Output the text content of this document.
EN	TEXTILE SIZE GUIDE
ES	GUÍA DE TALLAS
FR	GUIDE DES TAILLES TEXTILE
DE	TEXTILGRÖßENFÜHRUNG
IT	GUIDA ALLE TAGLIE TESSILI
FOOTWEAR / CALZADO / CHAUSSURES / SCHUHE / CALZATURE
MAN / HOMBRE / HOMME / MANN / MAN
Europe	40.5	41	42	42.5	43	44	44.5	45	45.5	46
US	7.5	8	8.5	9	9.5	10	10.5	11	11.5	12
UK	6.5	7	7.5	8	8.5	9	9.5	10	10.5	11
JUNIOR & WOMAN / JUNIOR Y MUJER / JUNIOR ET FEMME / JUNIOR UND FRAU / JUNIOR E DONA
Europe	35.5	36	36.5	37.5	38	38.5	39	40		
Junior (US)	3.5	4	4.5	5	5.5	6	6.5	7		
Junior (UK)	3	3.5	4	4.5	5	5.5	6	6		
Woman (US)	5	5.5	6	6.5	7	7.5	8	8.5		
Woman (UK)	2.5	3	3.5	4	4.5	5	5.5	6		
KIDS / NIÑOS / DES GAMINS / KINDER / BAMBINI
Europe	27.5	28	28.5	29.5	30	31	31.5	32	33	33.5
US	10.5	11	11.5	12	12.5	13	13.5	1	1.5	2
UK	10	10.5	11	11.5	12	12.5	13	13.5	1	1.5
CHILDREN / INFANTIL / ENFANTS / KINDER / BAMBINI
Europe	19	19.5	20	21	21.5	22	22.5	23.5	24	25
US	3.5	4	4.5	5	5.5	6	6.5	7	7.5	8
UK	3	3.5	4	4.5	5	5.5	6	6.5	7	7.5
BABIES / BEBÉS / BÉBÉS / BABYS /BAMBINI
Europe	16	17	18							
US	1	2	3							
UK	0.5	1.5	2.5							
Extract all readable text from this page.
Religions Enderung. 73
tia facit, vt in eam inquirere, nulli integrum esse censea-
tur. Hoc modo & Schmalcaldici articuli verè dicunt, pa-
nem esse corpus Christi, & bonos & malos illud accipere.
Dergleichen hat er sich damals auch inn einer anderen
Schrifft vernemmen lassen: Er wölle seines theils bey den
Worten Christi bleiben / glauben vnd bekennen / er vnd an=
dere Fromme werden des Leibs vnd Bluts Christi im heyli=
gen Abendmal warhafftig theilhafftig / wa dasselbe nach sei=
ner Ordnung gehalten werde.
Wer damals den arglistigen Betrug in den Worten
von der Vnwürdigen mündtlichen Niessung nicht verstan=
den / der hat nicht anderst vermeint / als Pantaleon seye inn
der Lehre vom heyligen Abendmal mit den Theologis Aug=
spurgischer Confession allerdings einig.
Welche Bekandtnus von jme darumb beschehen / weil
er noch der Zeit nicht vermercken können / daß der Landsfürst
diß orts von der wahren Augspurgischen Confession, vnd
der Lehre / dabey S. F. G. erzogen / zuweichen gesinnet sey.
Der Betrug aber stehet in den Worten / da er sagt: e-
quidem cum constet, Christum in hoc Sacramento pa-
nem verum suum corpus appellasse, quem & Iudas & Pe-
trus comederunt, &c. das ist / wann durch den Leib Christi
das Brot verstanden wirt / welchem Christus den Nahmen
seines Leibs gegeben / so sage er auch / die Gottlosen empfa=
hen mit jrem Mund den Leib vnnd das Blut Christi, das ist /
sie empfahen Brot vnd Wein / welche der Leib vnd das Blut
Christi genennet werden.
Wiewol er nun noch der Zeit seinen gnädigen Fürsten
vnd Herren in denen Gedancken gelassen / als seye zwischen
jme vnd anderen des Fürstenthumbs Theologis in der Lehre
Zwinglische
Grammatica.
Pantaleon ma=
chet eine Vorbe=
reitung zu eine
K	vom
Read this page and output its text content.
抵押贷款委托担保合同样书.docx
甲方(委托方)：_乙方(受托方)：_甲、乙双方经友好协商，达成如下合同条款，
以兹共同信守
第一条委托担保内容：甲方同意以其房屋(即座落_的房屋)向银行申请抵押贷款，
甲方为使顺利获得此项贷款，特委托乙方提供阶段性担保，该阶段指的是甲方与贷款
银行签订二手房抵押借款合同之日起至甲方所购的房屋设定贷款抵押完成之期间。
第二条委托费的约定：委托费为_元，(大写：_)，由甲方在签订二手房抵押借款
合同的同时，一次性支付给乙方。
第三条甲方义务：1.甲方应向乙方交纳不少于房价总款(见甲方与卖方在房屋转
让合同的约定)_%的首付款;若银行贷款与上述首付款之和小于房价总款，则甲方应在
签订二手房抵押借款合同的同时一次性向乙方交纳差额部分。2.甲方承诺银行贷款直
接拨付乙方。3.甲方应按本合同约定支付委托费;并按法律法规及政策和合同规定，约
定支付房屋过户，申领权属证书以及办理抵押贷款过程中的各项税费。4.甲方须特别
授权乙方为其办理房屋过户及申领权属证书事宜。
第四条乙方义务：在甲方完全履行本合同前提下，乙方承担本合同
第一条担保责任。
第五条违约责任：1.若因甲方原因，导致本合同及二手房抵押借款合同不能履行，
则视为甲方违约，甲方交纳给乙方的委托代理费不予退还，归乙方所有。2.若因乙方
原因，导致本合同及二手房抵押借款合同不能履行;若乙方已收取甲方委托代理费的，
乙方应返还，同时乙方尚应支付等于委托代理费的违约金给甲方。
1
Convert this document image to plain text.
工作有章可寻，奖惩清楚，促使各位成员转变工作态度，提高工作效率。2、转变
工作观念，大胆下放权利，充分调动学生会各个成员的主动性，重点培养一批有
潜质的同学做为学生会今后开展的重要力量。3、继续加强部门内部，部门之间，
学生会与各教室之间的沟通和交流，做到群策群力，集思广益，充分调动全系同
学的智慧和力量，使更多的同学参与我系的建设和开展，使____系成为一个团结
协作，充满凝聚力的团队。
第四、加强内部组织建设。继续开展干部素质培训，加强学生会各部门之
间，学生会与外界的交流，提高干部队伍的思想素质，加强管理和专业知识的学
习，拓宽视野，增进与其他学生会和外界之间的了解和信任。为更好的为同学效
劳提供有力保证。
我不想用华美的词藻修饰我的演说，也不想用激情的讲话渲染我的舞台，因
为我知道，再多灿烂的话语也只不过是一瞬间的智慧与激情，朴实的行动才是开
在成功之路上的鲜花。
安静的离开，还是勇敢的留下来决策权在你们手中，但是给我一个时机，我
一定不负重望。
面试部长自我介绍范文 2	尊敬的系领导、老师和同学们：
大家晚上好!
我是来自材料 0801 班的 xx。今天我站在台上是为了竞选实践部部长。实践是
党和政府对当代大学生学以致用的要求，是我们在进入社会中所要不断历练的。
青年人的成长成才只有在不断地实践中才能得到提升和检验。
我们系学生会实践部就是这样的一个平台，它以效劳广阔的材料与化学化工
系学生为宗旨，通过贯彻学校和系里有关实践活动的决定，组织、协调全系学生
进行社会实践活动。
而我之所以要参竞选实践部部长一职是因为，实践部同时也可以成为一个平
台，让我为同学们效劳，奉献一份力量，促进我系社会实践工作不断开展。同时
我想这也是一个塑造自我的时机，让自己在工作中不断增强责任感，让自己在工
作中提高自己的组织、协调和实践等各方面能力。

#####

▶ **WHAT IS ASKED**
Using the data above, print every record exactly as shown.

▶ **SOLUTION TO THIS PROBLEM**
Output the text content of this document.
EN	TEXTILE SIZE GUIDE
ES	GUÍA DE TALLAS
FR	GUIDE DES TAILLES TEXTILE
DE	TEXTILGRÖßENFÜHRUNG
IT	GUIDA ALLE TAGLIE TESSILI
FOOTWEAR / CALZADO / CHAUSSURES / SCHUHE / CALZATURE
MAN / HOMBRE / HOMME / MANN / MAN
Europe	40.5	41	42	42.5	43	44	44.5	45	45.5	46
US	7.5	8	8.5	9	9.5	10	10.5	11	11.5	12
UK	6.5	7	7.5	8	8.5	9	9.5	10	10.5	11
JUNIOR & WOMAN / JUNIOR Y MUJER / JUNIOR ET FEMME / JUNIOR UND FRAU / JUNIOR E DONA
Europe	35.5	36	36.5	37.5	38	38.5	39	40		
Junior (US)	3.5	4	4.5	5	5.5	6	6.5	7		
Junior (UK)	3	3.5	4	4.5	5	5.5	6	6		
Woman (US)	5	5.5	6	6.5	7	7.5	8	8.5		
Woman (UK)	2.5	3	3.5	4	4.5	5	5.5	6		
KIDS / NIÑOS / DES GAMINS / KINDER / BAMBINI
Europe	27.5	28	28.5	29.5	30	31	31.5	32	33	33.5
US	10.5	11	11.5	12	12.5	13	13.5	1	1.5	2
UK	10	10.5	11	11.5	12	12.5	13	13.5	1	1.5
CHILDREN / INFANTIL / ENFANTS / KINDER / BAMBINI
Europe	19	19.5	20	21	21.5	22	22.5	23.5	24	25
US	3.5	4	4.5	5	5.5	6	6.5	7	7.5	8
UK	3	3.5	4	4.5	5	5.5	6	6.5	7	7.5
BABIES / BEBÉS / BÉBÉS / BABYS /BAMBINI
Europe	16	17	18							
US	1	2	3							
UK	0.5	1.5	2.5							
Extract all readable text from this page.
Religions Enderung. 73
tia facit, vt in eam inquirere, nulli integrum esse censea-
tur. Hoc modo & Schmalcaldici articuli verè dicunt, pa-
nem esse corpus Christi, & bonos & malos illud accipere.
Dergleichen hat er sich damals auch inn einer anderen
Schrifft vernemmen lassen: Er wölle seines theils bey den
Worten Christi bleiben / glauben vnd bekennen / er vnd an=
dere Fromme werden des Leibs vnd Bluts Christi im heyli=
gen Abendmal warhafftig theilhafftig / wa dasselbe nach sei=
ner Ordnung gehalten werde.
Wer damals den arglistigen Betrug in den Worten
von der Vnwürdigen mündtlichen Niessung nicht verstan=
den / der hat nicht anderst vermeint / als Pantaleon seye inn
der Lehre vom heyligen Abendmal mit den Theologis Aug=
spurgischer Confession allerdings einig.
Welche Bekandtnus von jme darumb beschehen / weil
er noch der Zeit nicht vermercken können / daß der Landsfürst
diß orts von der wahren Augspurgischen Confession, vnd
der Lehre / dabey S. F. G. erzogen / zuweichen gesinnet sey.
Der Betrug aber stehet in den Worten / da er sagt: e-
quidem cum constet, Christum in hoc Sacramento pa-
nem verum suum corpus appellasse, quem & Iudas & Pe-
trus comederunt, &c. das ist / wann durch den Leib Christi
das Brot verstanden wirt / welchem Christus den Nahmen
seines Leibs gegeben / so sage er auch / die Gottlosen empfa=
hen mit jrem Mund den Leib vnnd das Blut Christi, das ist /
sie empfahen Brot vnd Wein / welche der Leib vnd das Blut
Christi genennet werden.
Wiewol er nun noch der Zeit seinen gnädigen Fürsten
vnd Herren in denen Gedancken gelassen / als seye zwischen
jme vnd anderen des Fürstenthumbs Theologis in der Lehre
Zwinglische
Grammatica.
Pantaleon ma=
chet eine Vorbe=
reitung zu eine
K	vom
Read this page and output its text content.
抵押贷款委托担保合同样书.docx
甲方(委托方)：_乙方(受托方)：_甲、乙双方经友好协商，达成如下合同条款，
以兹共同信守
第一条委托担保内容：甲方同意以其房屋(即座落_的房屋)向银行申请抵押贷款，
甲方为使顺利获得此项贷款，特委托乙方提供阶段性担保，该阶段指的是甲方与贷款
银行签订二手房抵押借款合同之日起至甲方所购的房屋设定贷款抵押完成之期间。
第二条委托费的约定：委托费为_元，(大写：_)，由甲方在签订二手房抵押借款
合同的同时，一次性支付给乙方。
第三条甲方义务：1.甲方应向乙方交纳不少于房价总款(见甲方与卖方在房屋转
让合同的约定)_%的首付款;若银行贷款与上述首付款之和小于房价总款，则甲方应在
签订二手房抵押借款合同的同时一次性向乙方交纳差额部分。2.甲方承诺银行贷款直
接拨付乙方。3.甲方应按本合同约定支付委托费;并按法律法规及政策和合同规定，约
定支付房屋过户，申领权属证书以及办理抵押贷款过程中的各项税费。4.甲方须特别
授权乙方为其办理房屋过户及申领权属证书事宜。
第四条乙方义务：在甲方完全履行本合同前提下，乙方承担本合同
第一条担保责任。
第五条违约责任：1.若因甲方原因，导致本合同及二手房抵押借款合同不能履行，
则视为甲方违约，甲方交纳给乙方的委托代理费不予退还，归乙方所有。2.若因乙方
原因，导致本合同及二手房抵押借款合同不能履行;若乙方已收取甲方委托代理费的，
乙方应返还，同时乙方尚应支付等于委托代理费的违约金给甲方。
1
Convert this document image to plain text.
工作有章可寻，奖惩清楚，促使各位成员转变工作态度，提高工作效率。2、转变
工作观念，大胆下放权利，充分调动学生会各个成员的主动性，重点培养一批有
潜质的同学做为学生会今后开展的重要力量。3、继续加强部门内部，部门之间，
学生会与各教室之间的沟通和交流，做到群策群力，集思广益，充分调动全系同
学的智慧和力量，使更多的同学参与我系的建设和开展，使____系成为一个团结
协作，充满凝聚力的团队。
第四、加强内部组织建设。继续开展干部素质培训，加强学生会各部门之
间，学生会与外界的交流，提高干部队伍的思想素质，加强管理和专业知识的学
习，拓宽视野，增进与其他学生会和外界之间的了解和信任。为更好的为同学效
劳提供有力保证。
我不想用华美的词藻修饰我的演说，也不想用激情的讲话渲染我的舞台，因
为我知道，再多灿烂的话语也只不过是一瞬间的智慧与激情，朴实的行动才是开
在成功之路上的鲜花。
安静的离开，还是勇敢的留下来决策权在你们手中，但是给我一个时机，我
一定不负重望。
面试部长自我介绍范文 2	尊敬的系领导、老师和同学们：
大家晚上好!
我是来自材料 0801 班的 xx。今天我站在台上是为了竞选实践部部长。实践是
党和政府对当代大学生学以致用的要求，是我们在进入社会中所要不断历练的。
青年人的成长成才只有在不断地实践中才能得到提升和检验。
我们系学生会实践部就是这样的一个平台，它以效劳广阔的材料与化学化工
系学生为宗旨，通过贯彻学校和系里有关实践活动的决定，组织、协调全系学生
进行社会实践活动。
而我之所以要参竞选实践部部长一职是因为，实践部同时也可以成为一个平
台，让我为同学们效劳，奉献一份力量，促进我系社会实践工作不断开展。同时
我想这也是一个塑造自我的时机，让自己在工作中不断增强责任感，让自己在工
作中提高自己的组织、协调和实践等各方面能力。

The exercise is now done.